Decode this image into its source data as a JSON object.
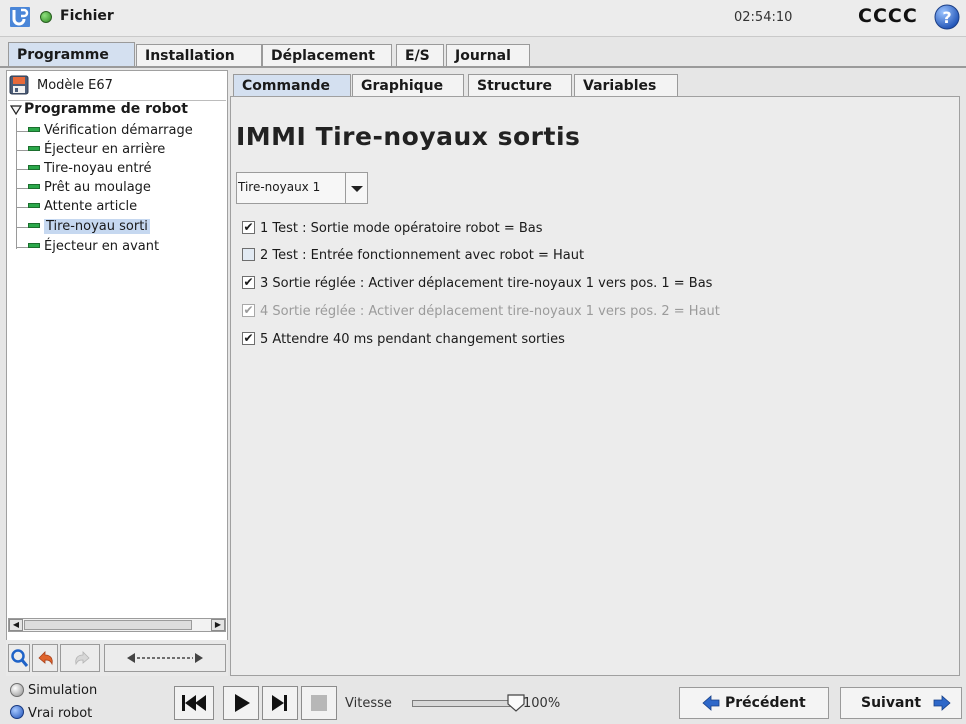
{
  "topbar": {
    "file_label": "Fichier",
    "clock": "02:54:10",
    "robot_name": "CCCC"
  },
  "main_tabs": [
    {
      "label": "Programme",
      "active": true
    },
    {
      "label": "Installation",
      "active": false
    },
    {
      "label": "Déplacement",
      "active": false
    },
    {
      "label": "E/S",
      "active": false
    },
    {
      "label": "Journal",
      "active": false
    }
  ],
  "left_panel": {
    "model_name": "Modèle E67",
    "tree_root": "Programme de robot",
    "tree_items": [
      {
        "label": "Vérification démarrage",
        "selected": false
      },
      {
        "label": "Éjecteur en arrière",
        "selected": false
      },
      {
        "label": "Tire-noyau entré",
        "selected": false
      },
      {
        "label": "Prêt au moulage",
        "selected": false
      },
      {
        "label": "Attente article",
        "selected": false
      },
      {
        "label": "Tire-noyau sorti",
        "selected": true
      },
      {
        "label": "Éjecteur en avant",
        "selected": false
      }
    ]
  },
  "sub_tabs": [
    {
      "label": "Commande",
      "active": true
    },
    {
      "label": "Graphique",
      "active": false
    },
    {
      "label": "Structure",
      "active": false
    },
    {
      "label": "Variables",
      "active": false
    }
  ],
  "command": {
    "title": "IMMI Tire-noyaux sortis",
    "selector_value": "Tire-noyaux 1",
    "items": [
      {
        "label": "1 Test : Sortie mode opératoire robot = Bas",
        "checked": true,
        "enabled": true
      },
      {
        "label": "2 Test : Entrée fonctionnement avec robot = Haut",
        "checked": false,
        "enabled": true
      },
      {
        "label": "3 Sortie réglée : Activer déplacement tire-noyaux 1 vers pos. 1 = Bas",
        "checked": true,
        "enabled": true
      },
      {
        "label": "4 Sortie réglée : Activer déplacement tire-noyaux 1 vers pos. 2 = Haut",
        "checked": true,
        "enabled": false
      },
      {
        "label": "5 Attendre 40 ms pendant changement sorties",
        "checked": true,
        "enabled": true
      }
    ]
  },
  "bottom": {
    "simulation_label": "Simulation",
    "real_robot_label": "Vrai robot",
    "speed_label": "Vitesse",
    "speed_value": "100%",
    "prev_label": "Précédent",
    "next_label": "Suivant"
  },
  "colors": {
    "accent": "#d4e0f0",
    "selection": "#c6d8f0",
    "node_green": "#2ba84a"
  }
}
· · · ·
Brief – Exactly as written, return every line of the listing, but not the pictures.

Output of the task –
Decode this image into its source data as a JSON object.
{
  "topbar": {
    "file_label": "Fichier",
    "clock": "02:54:10",
    "robot_name": "CCCC"
  },
  "main_tabs": [
    {
      "label": "Programme",
      "active": true
    },
    {
      "label": "Installation",
      "active": false
    },
    {
      "label": "Déplacement",
      "active": false
    },
    {
      "label": "E/S",
      "active": false
    },
    {
      "label": "Journal",
      "active": false
    }
  ],
  "left_panel": {
    "model_name": "Modèle E67",
    "tree_root": "Programme de robot",
    "tree_items": [
      {
        "label": "Vérification démarrage",
        "selected": false
      },
      {
        "label": "Éjecteur en arrière",
        "selected": false
      },
      {
        "label": "Tire-noyau entré",
        "selected": false
      },
      {
        "label": "Prêt au moulage",
        "selected": false
      },
      {
        "label": "Attente article",
        "selected": false
      },
      {
        "label": "Tire-noyau sorti",
        "selected": true
      },
      {
        "label": "Éjecteur en avant",
        "selected": false
      }
    ]
  },
  "sub_tabs": [
    {
      "label": "Commande",
      "active": true
    },
    {
      "label": "Graphique",
      "active": false
    },
    {
      "label": "Structure",
      "active": false
    },
    {
      "label": "Variables",
      "active": false
    }
  ],
  "command": {
    "title": "IMMI Tire-noyaux sortis",
    "selector_value": "Tire-noyaux 1",
    "items": [
      {
        "label": "1 Test : Sortie mode opératoire robot = Bas",
        "checked": true,
        "enabled": true
      },
      {
        "label": "2 Test : Entrée fonctionnement avec robot = Haut",
        "checked": false,
        "enabled": true
      },
      {
        "label": "3 Sortie réglée : Activer déplacement tire-noyaux 1 vers pos. 1 = Bas",
        "checked": true,
        "enabled": true
      },
      {
        "label": "4 Sortie réglée : Activer déplacement tire-noyaux 1 vers pos. 2 = Haut",
        "checked": true,
        "enabled": false
      },
      {
        "label": "5 Attendre 40 ms pendant changement sorties",
        "checked": true,
        "enabled": true
      }
    ]
  },
  "bottom": {
    "simulation_label": "Simulation",
    "real_robot_label": "Vrai robot",
    "speed_label": "Vitesse",
    "speed_value": "100%",
    "prev_label": "Précédent",
    "next_label": "Suivant"
  },
  "colors": {
    "accent": "#d4e0f0",
    "selection": "#c6d8f0",
    "node_green": "#2ba84a"
  }
}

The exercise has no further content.